> **Task directions**:
Identify every line in the records below that contains the word "this", and copy each of those lines.

========================================

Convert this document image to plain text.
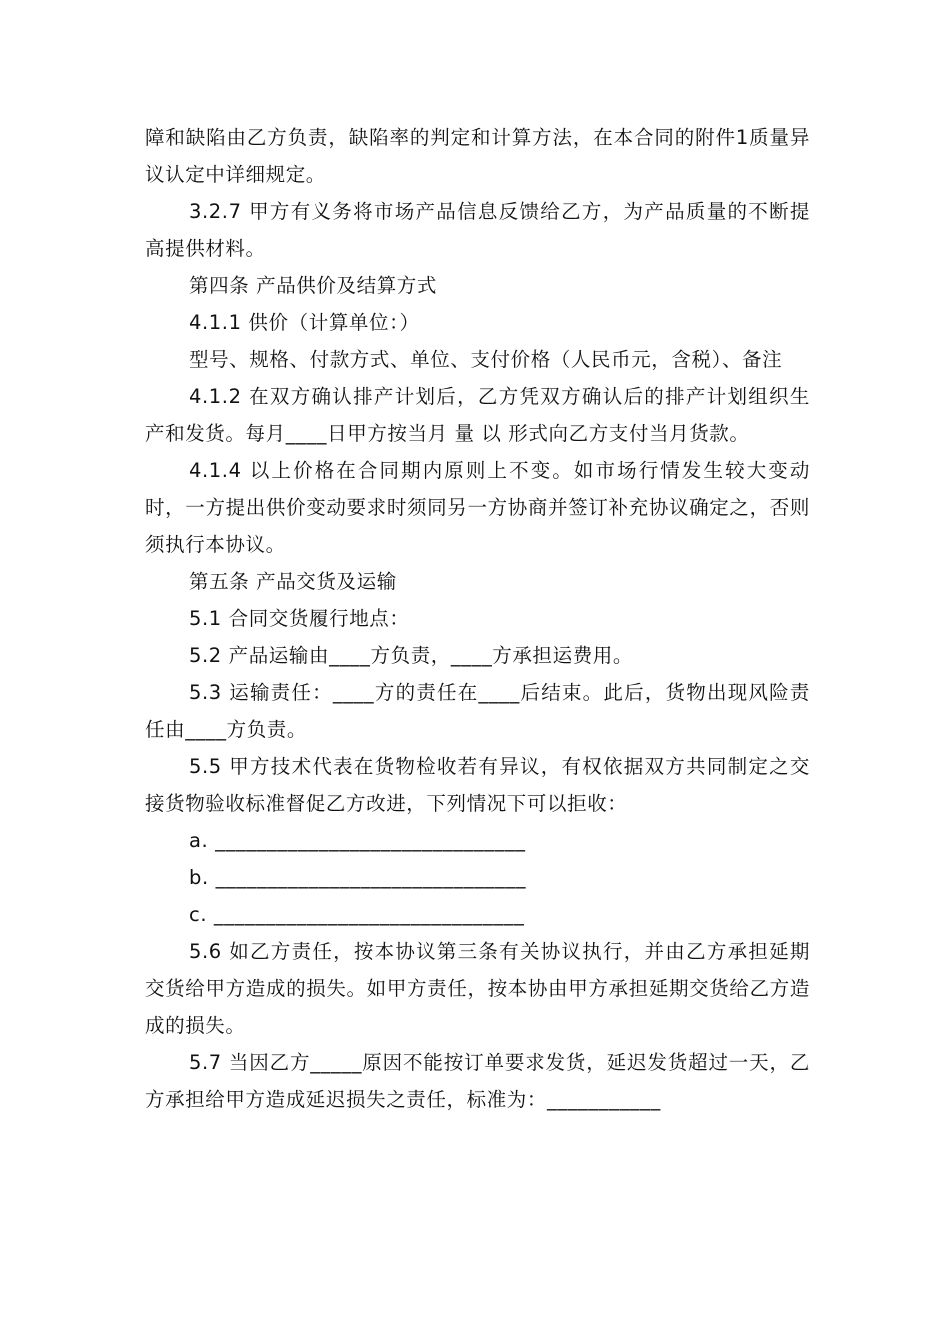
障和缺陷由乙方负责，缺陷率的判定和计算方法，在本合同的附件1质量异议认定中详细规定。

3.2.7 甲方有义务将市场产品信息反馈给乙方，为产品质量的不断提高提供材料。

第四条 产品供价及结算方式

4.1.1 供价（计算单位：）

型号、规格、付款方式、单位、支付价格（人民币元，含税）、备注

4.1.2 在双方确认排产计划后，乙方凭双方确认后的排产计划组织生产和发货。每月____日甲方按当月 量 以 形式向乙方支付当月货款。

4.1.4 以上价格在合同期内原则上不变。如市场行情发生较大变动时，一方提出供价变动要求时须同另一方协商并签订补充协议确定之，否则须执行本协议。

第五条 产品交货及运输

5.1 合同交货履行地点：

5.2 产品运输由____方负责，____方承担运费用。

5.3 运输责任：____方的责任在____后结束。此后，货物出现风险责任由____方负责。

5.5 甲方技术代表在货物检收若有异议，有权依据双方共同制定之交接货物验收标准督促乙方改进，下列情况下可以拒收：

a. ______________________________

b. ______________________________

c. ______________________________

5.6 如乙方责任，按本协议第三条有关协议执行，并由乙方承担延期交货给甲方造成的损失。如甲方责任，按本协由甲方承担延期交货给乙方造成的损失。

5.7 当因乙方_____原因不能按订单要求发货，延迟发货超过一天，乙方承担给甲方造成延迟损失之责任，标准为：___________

========================================

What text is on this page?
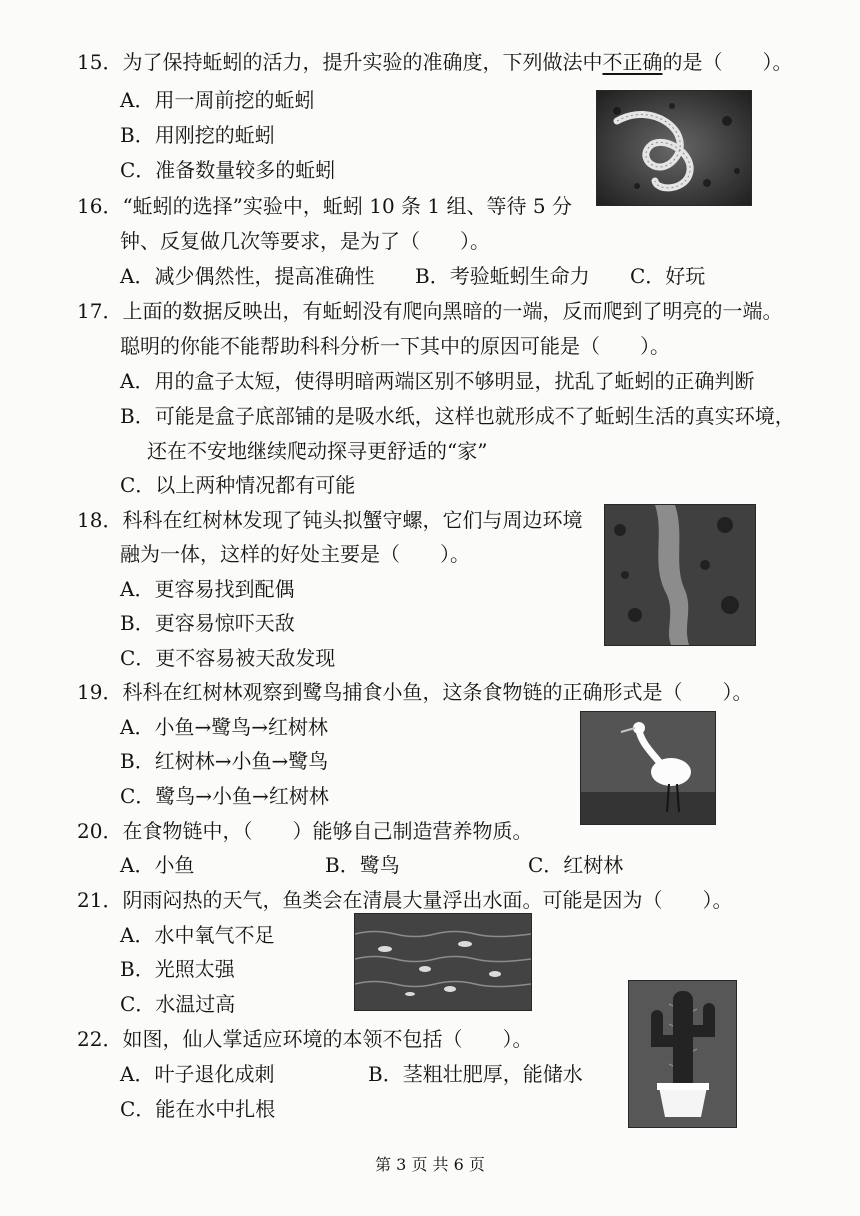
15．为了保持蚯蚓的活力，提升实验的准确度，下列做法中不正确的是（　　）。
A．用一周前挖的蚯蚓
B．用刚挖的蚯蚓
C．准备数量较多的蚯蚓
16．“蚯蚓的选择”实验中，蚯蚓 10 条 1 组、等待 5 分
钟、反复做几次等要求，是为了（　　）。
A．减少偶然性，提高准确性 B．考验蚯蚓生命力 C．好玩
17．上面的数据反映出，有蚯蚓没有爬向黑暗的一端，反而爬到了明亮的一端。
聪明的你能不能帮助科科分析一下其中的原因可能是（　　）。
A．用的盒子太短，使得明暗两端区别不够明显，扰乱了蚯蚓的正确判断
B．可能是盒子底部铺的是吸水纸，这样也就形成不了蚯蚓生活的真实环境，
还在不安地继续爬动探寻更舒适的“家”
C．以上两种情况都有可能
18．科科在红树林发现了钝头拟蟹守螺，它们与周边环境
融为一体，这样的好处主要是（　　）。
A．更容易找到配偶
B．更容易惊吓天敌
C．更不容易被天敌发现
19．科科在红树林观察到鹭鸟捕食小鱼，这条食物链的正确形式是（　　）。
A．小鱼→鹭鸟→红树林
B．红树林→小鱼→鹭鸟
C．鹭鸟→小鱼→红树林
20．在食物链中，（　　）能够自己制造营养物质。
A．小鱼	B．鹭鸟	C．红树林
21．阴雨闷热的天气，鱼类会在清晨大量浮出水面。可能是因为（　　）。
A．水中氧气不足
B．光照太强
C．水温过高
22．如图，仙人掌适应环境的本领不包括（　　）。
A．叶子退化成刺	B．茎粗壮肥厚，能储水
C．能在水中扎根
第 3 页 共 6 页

========================================

> **Result**:
Convert this document image to plain text.
What text is on this page?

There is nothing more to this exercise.